▶ [Data supplied]
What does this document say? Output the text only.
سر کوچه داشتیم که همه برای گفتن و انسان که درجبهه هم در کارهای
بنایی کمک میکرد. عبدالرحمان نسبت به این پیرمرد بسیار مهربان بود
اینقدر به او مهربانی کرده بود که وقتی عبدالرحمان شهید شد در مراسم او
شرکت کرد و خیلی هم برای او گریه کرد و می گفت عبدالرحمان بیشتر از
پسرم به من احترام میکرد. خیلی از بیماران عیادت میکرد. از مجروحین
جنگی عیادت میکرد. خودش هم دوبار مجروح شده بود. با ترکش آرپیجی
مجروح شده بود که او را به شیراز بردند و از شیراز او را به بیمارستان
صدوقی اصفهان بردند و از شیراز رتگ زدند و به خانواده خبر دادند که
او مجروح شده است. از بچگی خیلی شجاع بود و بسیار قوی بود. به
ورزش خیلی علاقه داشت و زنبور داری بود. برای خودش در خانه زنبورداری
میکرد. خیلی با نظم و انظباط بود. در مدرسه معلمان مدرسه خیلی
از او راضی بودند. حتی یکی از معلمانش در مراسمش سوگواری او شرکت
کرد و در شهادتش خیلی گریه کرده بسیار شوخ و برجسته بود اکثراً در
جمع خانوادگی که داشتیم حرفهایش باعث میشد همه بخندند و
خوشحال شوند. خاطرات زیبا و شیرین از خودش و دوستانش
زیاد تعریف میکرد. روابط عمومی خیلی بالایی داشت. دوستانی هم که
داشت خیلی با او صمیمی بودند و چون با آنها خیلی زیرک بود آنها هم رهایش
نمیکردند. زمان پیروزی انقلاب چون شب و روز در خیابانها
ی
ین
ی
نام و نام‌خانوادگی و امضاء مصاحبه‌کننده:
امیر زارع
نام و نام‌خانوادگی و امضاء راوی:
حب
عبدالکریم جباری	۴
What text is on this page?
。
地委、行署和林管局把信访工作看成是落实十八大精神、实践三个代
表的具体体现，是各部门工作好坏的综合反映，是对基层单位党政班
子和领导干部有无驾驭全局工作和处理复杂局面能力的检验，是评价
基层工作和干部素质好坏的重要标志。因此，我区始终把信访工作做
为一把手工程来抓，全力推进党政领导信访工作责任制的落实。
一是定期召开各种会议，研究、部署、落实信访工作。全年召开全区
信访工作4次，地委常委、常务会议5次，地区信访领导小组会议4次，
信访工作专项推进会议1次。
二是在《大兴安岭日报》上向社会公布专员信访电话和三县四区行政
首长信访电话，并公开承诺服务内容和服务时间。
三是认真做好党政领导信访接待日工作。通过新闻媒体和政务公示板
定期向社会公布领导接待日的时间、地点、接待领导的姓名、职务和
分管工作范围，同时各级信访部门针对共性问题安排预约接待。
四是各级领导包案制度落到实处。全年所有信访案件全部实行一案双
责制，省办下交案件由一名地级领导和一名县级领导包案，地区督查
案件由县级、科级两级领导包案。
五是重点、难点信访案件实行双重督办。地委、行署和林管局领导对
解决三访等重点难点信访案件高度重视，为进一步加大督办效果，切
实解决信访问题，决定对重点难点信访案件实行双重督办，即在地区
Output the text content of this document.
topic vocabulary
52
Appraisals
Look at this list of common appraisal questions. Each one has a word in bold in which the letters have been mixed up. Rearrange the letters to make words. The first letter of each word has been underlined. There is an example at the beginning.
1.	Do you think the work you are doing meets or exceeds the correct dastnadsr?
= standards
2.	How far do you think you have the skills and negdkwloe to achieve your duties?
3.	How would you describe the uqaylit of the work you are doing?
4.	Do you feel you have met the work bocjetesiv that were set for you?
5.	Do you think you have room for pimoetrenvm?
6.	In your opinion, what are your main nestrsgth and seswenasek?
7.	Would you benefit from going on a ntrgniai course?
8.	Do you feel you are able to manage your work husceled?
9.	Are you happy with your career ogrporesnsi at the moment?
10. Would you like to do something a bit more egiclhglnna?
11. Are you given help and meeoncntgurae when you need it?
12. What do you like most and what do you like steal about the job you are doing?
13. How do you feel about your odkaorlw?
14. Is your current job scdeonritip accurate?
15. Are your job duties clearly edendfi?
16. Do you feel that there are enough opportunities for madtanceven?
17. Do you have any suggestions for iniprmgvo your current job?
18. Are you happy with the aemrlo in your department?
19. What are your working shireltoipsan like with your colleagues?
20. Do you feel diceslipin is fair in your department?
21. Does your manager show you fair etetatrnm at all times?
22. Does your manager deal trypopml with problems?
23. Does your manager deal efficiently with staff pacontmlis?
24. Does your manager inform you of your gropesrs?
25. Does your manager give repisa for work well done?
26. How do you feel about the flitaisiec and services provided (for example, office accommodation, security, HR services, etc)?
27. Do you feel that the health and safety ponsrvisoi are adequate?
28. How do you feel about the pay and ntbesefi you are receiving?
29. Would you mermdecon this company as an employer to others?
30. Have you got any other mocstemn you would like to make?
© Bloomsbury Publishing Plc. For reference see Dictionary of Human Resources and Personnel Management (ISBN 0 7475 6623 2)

▶ [Challenge] Scan the listing above and copy all lines containing the word "that".

▶ [Final result]
4.	Do you feel you have met the work bocjetesiv that were set for you?
16. Do you feel that there are enough opportunities for madtanceven?
27. Do you feel that the health and safety ponsrvisoi are adequate?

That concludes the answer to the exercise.